◆ EXERCISE OBJECTIVE ◆
Reproduce every line of the records below verbatim, from the first record to the last.

Collected data:
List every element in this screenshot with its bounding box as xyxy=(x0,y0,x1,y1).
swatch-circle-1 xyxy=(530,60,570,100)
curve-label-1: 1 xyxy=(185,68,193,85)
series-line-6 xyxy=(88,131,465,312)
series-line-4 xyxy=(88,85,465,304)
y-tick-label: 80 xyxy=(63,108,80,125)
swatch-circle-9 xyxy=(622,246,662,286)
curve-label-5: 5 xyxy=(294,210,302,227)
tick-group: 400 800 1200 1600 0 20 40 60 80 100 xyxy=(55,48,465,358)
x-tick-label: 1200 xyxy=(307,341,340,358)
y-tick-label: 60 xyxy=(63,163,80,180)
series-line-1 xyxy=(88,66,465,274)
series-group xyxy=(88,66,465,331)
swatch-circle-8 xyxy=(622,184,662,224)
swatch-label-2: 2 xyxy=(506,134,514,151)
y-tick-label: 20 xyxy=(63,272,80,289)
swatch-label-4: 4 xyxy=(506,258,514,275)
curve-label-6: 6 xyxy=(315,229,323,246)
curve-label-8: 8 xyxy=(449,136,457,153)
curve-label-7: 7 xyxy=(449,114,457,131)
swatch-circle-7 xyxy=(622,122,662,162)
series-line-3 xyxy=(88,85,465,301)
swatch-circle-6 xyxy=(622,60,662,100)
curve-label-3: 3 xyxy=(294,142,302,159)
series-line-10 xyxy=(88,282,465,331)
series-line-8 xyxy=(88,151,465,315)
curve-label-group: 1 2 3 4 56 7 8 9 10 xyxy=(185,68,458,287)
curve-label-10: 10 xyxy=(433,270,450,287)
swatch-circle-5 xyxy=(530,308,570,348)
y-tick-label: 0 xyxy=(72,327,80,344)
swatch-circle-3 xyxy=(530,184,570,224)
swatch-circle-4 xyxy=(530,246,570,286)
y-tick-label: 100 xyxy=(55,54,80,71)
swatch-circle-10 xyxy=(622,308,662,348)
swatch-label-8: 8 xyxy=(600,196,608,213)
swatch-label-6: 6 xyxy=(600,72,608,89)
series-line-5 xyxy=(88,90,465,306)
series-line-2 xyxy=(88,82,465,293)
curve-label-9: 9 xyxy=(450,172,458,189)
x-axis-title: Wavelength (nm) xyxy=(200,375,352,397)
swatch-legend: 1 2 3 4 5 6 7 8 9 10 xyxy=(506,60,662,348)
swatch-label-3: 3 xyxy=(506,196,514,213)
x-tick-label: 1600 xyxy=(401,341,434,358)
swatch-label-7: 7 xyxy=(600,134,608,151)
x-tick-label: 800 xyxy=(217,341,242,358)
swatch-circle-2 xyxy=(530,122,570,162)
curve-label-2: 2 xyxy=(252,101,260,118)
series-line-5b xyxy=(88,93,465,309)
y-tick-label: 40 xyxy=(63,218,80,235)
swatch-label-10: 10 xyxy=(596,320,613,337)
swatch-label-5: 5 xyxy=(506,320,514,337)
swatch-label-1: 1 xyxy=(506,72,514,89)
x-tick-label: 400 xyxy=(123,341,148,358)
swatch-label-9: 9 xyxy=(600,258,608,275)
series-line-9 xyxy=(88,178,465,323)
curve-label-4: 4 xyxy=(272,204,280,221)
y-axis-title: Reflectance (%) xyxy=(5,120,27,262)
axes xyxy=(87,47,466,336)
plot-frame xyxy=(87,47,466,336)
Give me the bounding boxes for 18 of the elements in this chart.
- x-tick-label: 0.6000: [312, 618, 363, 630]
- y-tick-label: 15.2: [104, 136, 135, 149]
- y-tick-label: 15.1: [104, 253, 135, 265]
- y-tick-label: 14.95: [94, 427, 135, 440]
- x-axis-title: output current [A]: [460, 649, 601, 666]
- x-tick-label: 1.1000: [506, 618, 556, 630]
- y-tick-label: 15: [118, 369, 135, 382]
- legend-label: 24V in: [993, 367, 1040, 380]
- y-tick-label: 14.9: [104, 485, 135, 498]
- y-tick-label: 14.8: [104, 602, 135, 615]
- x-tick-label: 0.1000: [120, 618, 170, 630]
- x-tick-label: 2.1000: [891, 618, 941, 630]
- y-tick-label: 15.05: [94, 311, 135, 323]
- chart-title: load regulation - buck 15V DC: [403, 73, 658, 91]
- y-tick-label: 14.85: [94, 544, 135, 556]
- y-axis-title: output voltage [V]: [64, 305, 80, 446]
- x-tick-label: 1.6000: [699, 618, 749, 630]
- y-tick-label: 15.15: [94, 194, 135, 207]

◆ SOLUTION TO THIS PROBLEM ◆
List every element in this screenshot with its bounding box as xyxy=(x0,y0,x1,y1).
swatch-circle-1 xyxy=(530,60,570,100)
curve-label-1: 1 xyxy=(185,68,193,85)
series-line-6 xyxy=(88,131,465,312)
series-line-4 xyxy=(88,85,465,304)
y-tick-label: 80 xyxy=(63,108,80,125)
swatch-circle-9 xyxy=(622,246,662,286)
curve-label-5: 5 xyxy=(294,210,302,227)
tick-group: 400 800 1200 1600 0 20 40 60 80 100 xyxy=(55,48,465,358)
x-tick-label: 1200 xyxy=(307,341,340,358)
y-tick-label: 60 xyxy=(63,163,80,180)
series-line-1 xyxy=(88,66,465,274)
series-group xyxy=(88,66,465,331)
swatch-circle-8 xyxy=(622,184,662,224)
swatch-label-2: 2 xyxy=(506,134,514,151)
y-tick-label: 20 xyxy=(63,272,80,289)
swatch-label-4: 4 xyxy=(506,258,514,275)
curve-label-6: 6 xyxy=(315,229,323,246)
curve-label-8: 8 xyxy=(449,136,457,153)
curve-label-7: 7 xyxy=(449,114,457,131)
swatch-circle-7 xyxy=(622,122,662,162)
series-line-3 xyxy=(88,85,465,301)
swatch-circle-6 xyxy=(622,60,662,100)
curve-label-3: 3 xyxy=(294,142,302,159)
series-line-10 xyxy=(88,282,465,331)
series-line-8 xyxy=(88,151,465,315)
curve-label-group: 1 2 3 4 56 7 8 9 10 xyxy=(185,68,458,287)
curve-label-10: 10 xyxy=(433,270,450,287)
swatch-circle-5 xyxy=(530,308,570,348)
y-tick-label: 0 xyxy=(72,327,80,344)
swatch-circle-3 xyxy=(530,184,570,224)
swatch-circle-4 xyxy=(530,246,570,286)
y-tick-label: 100 xyxy=(55,54,80,71)
swatch-circle-10 xyxy=(622,308,662,348)
swatch-label-8: 8 xyxy=(600,196,608,213)
swatch-label-6: 6 xyxy=(600,72,608,89)
series-line-5 xyxy=(88,90,465,306)
series-line-2 xyxy=(88,82,465,293)
curve-label-9: 9 xyxy=(450,172,458,189)
x-axis-title: Wavelength (nm) xyxy=(200,375,352,397)
swatch-legend: 1 2 3 4 5 6 7 8 9 10 xyxy=(506,60,662,348)
swatch-label-3: 3 xyxy=(506,196,514,213)
x-tick-label: 1600 xyxy=(401,341,434,358)
swatch-label-7: 7 xyxy=(600,134,608,151)
x-tick-label: 800 xyxy=(217,341,242,358)
swatch-circle-2 xyxy=(530,122,570,162)
curve-label-2: 2 xyxy=(252,101,260,118)
series-line-5b xyxy=(88,93,465,309)
y-tick-label: 40 xyxy=(63,218,80,235)
swatch-label-10: 10 xyxy=(596,320,613,337)
swatch-label-5: 5 xyxy=(506,320,514,337)
swatch-label-1: 1 xyxy=(506,72,514,89)
x-tick-label: 400 xyxy=(123,341,148,358)
swatch-label-9: 9 xyxy=(600,258,608,275)
series-line-9 xyxy=(88,178,465,323)
curve-label-4: 4 xyxy=(272,204,280,221)
y-axis-title: Reflectance (%) xyxy=(5,120,27,262)
axes xyxy=(87,47,466,336)
plot-frame xyxy=(87,47,466,336)
Give me the bounding boxes for 18 of the elements in this chart.
- x-tick-label: 0.6000: [312, 618, 363, 630]
- y-tick-label: 15.2: [104, 136, 135, 149]
- y-tick-label: 15.1: [104, 253, 135, 265]
- y-tick-label: 14.95: [94, 427, 135, 440]
- x-axis-title: output current [A]: [460, 649, 601, 666]
- x-tick-label: 1.1000: [506, 618, 556, 630]
- y-tick-label: 15: [118, 369, 135, 382]
- legend-label: 24V in: [993, 367, 1040, 380]
- y-tick-label: 14.9: [104, 485, 135, 498]
- y-tick-label: 14.8: [104, 602, 135, 615]
- x-tick-label: 0.1000: [120, 618, 170, 630]
- x-tick-label: 2.1000: [891, 618, 941, 630]
- y-tick-label: 15.05: [94, 311, 135, 323]
- chart-title: load regulation - buck 15V DC: [403, 73, 658, 91]
- y-tick-label: 14.85: [94, 544, 135, 556]
- y-axis-title: output voltage [V]: [64, 305, 80, 446]
- x-tick-label: 1.6000: [699, 618, 749, 630]
- y-tick-label: 15.15: [94, 194, 135, 207]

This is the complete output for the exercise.